Go through the entries below and pick out every line with "screenshot".

## DATA IN THIS EXERCISE
● ● ● ● ● ● ●
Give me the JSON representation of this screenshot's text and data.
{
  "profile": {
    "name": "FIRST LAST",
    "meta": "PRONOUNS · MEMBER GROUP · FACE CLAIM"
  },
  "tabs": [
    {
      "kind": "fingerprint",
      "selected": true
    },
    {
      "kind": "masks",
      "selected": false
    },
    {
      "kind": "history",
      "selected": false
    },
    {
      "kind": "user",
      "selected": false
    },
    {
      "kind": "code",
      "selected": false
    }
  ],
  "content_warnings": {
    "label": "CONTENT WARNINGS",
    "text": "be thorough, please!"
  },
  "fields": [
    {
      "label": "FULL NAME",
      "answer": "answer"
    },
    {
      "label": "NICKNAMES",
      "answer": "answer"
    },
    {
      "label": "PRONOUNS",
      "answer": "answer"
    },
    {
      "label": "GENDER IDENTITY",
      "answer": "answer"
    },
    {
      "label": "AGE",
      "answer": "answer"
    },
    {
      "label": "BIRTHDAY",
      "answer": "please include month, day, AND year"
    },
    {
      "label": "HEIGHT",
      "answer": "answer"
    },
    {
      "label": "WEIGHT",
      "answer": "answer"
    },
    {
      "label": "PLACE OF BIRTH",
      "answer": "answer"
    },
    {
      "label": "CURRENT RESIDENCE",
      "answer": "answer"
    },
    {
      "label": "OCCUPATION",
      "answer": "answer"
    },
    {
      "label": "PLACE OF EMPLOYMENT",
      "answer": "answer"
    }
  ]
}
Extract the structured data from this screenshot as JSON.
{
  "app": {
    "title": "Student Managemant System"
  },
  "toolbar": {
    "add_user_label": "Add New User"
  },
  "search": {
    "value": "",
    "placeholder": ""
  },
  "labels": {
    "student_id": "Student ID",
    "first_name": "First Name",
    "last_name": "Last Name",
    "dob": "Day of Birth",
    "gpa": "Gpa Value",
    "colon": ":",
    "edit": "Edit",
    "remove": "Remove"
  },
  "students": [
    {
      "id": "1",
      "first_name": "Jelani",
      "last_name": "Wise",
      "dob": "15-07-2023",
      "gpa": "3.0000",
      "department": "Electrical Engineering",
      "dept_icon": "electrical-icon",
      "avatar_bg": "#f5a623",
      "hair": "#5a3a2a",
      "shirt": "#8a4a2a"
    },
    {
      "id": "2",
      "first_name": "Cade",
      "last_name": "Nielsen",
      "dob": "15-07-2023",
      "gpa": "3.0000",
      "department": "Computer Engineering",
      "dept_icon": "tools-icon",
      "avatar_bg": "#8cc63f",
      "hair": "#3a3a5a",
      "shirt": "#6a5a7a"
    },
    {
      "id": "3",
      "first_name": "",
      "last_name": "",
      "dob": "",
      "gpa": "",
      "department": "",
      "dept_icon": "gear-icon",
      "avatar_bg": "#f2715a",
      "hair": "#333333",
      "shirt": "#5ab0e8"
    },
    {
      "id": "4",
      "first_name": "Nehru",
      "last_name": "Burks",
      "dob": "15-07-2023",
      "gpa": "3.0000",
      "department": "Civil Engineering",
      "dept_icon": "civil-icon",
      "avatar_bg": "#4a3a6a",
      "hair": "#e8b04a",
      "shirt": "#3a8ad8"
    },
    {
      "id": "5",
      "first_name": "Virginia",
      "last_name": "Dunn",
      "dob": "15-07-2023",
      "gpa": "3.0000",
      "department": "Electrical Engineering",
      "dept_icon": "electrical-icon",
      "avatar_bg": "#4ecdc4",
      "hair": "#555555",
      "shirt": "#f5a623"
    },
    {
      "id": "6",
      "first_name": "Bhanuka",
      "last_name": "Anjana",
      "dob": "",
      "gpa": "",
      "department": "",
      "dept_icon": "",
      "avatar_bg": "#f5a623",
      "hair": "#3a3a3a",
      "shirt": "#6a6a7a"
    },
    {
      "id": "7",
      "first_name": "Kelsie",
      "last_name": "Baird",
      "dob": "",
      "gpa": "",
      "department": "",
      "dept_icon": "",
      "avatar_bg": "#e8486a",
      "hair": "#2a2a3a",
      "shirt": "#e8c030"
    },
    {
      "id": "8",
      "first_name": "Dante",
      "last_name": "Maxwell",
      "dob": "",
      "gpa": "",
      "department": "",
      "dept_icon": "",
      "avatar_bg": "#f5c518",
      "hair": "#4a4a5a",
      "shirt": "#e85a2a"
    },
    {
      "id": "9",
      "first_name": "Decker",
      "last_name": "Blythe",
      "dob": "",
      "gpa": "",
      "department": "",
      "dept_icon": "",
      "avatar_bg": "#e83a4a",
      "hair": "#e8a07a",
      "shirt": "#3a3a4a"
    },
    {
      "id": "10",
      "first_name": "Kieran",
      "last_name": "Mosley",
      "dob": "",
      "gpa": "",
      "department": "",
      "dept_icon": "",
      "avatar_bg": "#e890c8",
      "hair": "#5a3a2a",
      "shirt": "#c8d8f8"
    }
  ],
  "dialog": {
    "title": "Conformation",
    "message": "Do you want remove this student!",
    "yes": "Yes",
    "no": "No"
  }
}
● ● ● ● ● ● ●
## RESULT BELOW
Give me the JSON representation of this screenshot's text and data.
Extract the structured data from this screenshot as JSON.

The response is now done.